◆ 作業指示 ◆
マドゥライ滞在記のうち、「8時半。NEW MANORAMA VEG.(東門前)。」という語句を含む箇所から始めて「ィフィン!」という感じで…。」の後で止まる部分を、一字一句変えずに出力せよ。

◆ 抜粋本文 ◆
= = = = = = =

外伝01-3மதுரை【Crazy for Meals Fase-2】Last day:まだまだマドゥライ滞留

[前日累計]
    /負債 653
[日計]
消費1800/収益2000
負債 200/
[本日累計]
    /負債 453

▲ミナクシを回る度にひっかけてたコーヒーショップ

 マドゥライ滞留最終日,到着から4日目になります。
 前回も変な呵責を感じつつ長居してしまった街ですが,ここは…少なし日本の観光客の皆様にとって決して居心地のいい街じゃありません。たゆたえるカフェも何もない,猥雑な雑踏だらけの街です。
 けれど個人的には…どうにも離れがたい気分になる,この引力は一体何なんでしょう?
 ミナクシに入り浸るのは東門からにしました。その前に…と腹ごしらえに適当な食堂に入る。
 8時半。NEW MANORAMA VEG.(東門前)。
TIFFIN 400(50Rs.)
TIFFINのお点前
「ミルス・レディ」という看板と同じ雰囲気で「ティフィン・レディ」という表示があちこちにあるので,前から気になってた。何が出るのか,とりあえず頼んでみます。精一杯当たり前そうに「エーク ティフィン!」という感じで…。
 すぐさまテーブルに置かれたのは,やっぱりバナナの葉っぱ。
 そしてドーサとヴァダイがドン。さらにサンバルがドバッ。それをバナナの葉っぱのうえで…こねるの,これ?
 皆さんそうされてます。インド風クレープとドーナツと信じ込んでたドーサとヴァダイ。せっかくパンみたいな形状になってるこれらを…結局こねてグチャグチャにしちゃうのか!?それならあのクリスピーさなりパン香なりは何のため?
 という戸惑いは置いて,とにかく同じようにコネてみます。
 ほう?ほうほう?
 サンバルがクレープに染みて,うどんの上の天ぷらみたいな情けなさを帯びた状態は…まあそれはそれで確かに旨い。旨いんだけど──それでいーのか君たち?
 東門からミナクシ突入。3回目にして初めて50Rs.外人チケット購入。
 入場料がかかる千柱堂に入ってみる。10時丁度,Villar Mandapam。まあまあかな。確かに荘厳で,Hero(中国映画の方)の始皇帝の戦いの場面みたいではある。

= = = = = = =

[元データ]
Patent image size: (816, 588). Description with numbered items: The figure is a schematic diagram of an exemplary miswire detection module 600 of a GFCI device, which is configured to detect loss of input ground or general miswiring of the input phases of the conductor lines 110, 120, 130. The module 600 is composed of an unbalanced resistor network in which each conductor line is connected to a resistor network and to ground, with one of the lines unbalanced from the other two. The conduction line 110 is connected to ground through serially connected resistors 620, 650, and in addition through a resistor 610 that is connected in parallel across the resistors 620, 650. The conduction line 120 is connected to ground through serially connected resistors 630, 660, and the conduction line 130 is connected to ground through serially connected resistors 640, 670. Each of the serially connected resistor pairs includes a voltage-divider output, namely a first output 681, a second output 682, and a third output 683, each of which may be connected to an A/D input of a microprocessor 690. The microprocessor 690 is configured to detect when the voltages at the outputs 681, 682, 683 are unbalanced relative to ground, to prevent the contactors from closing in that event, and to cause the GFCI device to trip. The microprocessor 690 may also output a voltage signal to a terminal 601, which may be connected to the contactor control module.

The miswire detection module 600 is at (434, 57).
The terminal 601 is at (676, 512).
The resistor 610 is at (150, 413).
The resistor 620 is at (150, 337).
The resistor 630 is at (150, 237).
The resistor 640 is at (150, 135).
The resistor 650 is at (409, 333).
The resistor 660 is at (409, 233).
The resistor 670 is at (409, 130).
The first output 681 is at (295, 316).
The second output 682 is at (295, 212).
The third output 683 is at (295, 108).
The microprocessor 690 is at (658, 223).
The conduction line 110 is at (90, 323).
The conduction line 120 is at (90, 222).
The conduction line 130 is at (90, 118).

= = = = = = =

◆ 解答 ◆
8時半。NEW MANORAMA VEG.(東門前)。
TIFFIN 400(50Rs.)
TIFFINのお点前
「ミルス・レディ」という看板と同じ雰囲気で「ティフィン・レディ」という表示があちこちにあるので,前から気になってた。何が出るのか,とりあえず頼んでみます。精一杯当たり前そうに「エーク ティフィン!」という感じで…。